** EXERCISE MATERIAL **
--- begin ---

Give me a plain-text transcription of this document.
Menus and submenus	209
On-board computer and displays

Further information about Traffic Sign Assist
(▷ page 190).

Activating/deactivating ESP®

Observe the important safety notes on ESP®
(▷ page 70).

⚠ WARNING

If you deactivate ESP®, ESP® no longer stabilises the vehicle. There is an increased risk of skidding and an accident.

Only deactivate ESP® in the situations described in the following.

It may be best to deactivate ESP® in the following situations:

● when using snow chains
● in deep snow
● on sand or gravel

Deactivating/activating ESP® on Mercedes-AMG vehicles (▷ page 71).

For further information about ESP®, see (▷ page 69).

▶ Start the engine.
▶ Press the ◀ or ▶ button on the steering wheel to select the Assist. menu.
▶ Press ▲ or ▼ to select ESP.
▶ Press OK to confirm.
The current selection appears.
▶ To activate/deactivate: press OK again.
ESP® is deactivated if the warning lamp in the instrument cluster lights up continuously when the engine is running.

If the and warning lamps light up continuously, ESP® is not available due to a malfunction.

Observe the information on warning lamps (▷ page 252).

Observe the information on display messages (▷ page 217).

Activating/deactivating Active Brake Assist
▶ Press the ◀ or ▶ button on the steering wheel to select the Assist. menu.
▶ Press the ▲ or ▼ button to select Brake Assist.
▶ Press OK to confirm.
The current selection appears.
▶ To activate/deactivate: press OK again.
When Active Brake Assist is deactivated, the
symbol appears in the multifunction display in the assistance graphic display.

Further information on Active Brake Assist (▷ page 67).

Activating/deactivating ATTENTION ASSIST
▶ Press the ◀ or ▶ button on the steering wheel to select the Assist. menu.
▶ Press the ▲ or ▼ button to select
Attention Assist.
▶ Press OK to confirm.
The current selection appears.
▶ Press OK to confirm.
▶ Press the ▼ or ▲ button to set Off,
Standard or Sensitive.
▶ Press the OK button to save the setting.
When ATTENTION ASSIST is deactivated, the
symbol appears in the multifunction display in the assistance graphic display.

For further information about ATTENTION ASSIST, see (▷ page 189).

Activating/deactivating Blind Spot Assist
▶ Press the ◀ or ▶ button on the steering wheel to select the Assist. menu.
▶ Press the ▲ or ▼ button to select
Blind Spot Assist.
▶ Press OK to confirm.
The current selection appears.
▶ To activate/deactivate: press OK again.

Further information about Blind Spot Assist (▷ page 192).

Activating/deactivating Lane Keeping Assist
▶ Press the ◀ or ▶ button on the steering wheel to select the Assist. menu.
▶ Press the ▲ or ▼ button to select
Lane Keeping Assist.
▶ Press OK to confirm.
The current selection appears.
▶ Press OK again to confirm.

--- end ---

** THE REQUEST **
Exact output of every entry is required.

** TASK SOLUTION **
Give me a plain-text transcription of this document.
Menus and submenus	209
On-board computer and displays

Further information about Traffic Sign Assist
(▷ page 190).

Activating/deactivating ESP®

Observe the important safety notes on ESP®
(▷ page 70).

⚠ WARNING

If you deactivate ESP®, ESP® no longer stabilises the vehicle. There is an increased risk of skidding and an accident.

Only deactivate ESP® in the situations described in the following.

It may be best to deactivate ESP® in the following situations:

● when using snow chains
● in deep snow
● on sand or gravel

Deactivating/activating ESP® on Mercedes-AMG vehicles (▷ page 71).

For further information about ESP®, see (▷ page 69).

▶ Start the engine.
▶ Press the ◀ or ▶ button on the steering wheel to select the Assist. menu.
▶ Press ▲ or ▼ to select ESP.
▶ Press OK to confirm.
The current selection appears.
▶ To activate/deactivate: press OK again.
ESP® is deactivated if the warning lamp in the instrument cluster lights up continuously when the engine is running.

If the and warning lamps light up continuously, ESP® is not available due to a malfunction.

Observe the information on warning lamps (▷ page 252).

Observe the information on display messages (▷ page 217).

Activating/deactivating Active Brake Assist
▶ Press the ◀ or ▶ button on the steering wheel to select the Assist. menu.
▶ Press the ▲ or ▼ button to select Brake Assist.
▶ Press OK to confirm.
The current selection appears.
▶ To activate/deactivate: press OK again.
When Active Brake Assist is deactivated, the
symbol appears in the multifunction display in the assistance graphic display.

Further information on Active Brake Assist (▷ page 67).

Activating/deactivating ATTENTION ASSIST
▶ Press the ◀ or ▶ button on the steering wheel to select the Assist. menu.
▶ Press the ▲ or ▼ button to select
Attention Assist.
▶ Press OK to confirm.
The current selection appears.
▶ Press OK to confirm.
▶ Press the ▼ or ▲ button to set Off,
Standard or Sensitive.
▶ Press the OK button to save the setting.
When ATTENTION ASSIST is deactivated, the
symbol appears in the multifunction display in the assistance graphic display.

For further information about ATTENTION ASSIST, see (▷ page 189).

Activating/deactivating Blind Spot Assist
▶ Press the ◀ or ▶ button on the steering wheel to select the Assist. menu.
▶ Press the ▲ or ▼ button to select
Blind Spot Assist.
▶ Press OK to confirm.
The current selection appears.
▶ To activate/deactivate: press OK again.

Further information about Blind Spot Assist (▷ page 192).

Activating/deactivating Lane Keeping Assist
▶ Press the ◀ or ▶ button on the steering wheel to select the Assist. menu.
▶ Press the ▲ or ▼ button to select
Lane Keeping Assist.
▶ Press OK to confirm.
The current selection appears.
▶ Press OK again to confirm.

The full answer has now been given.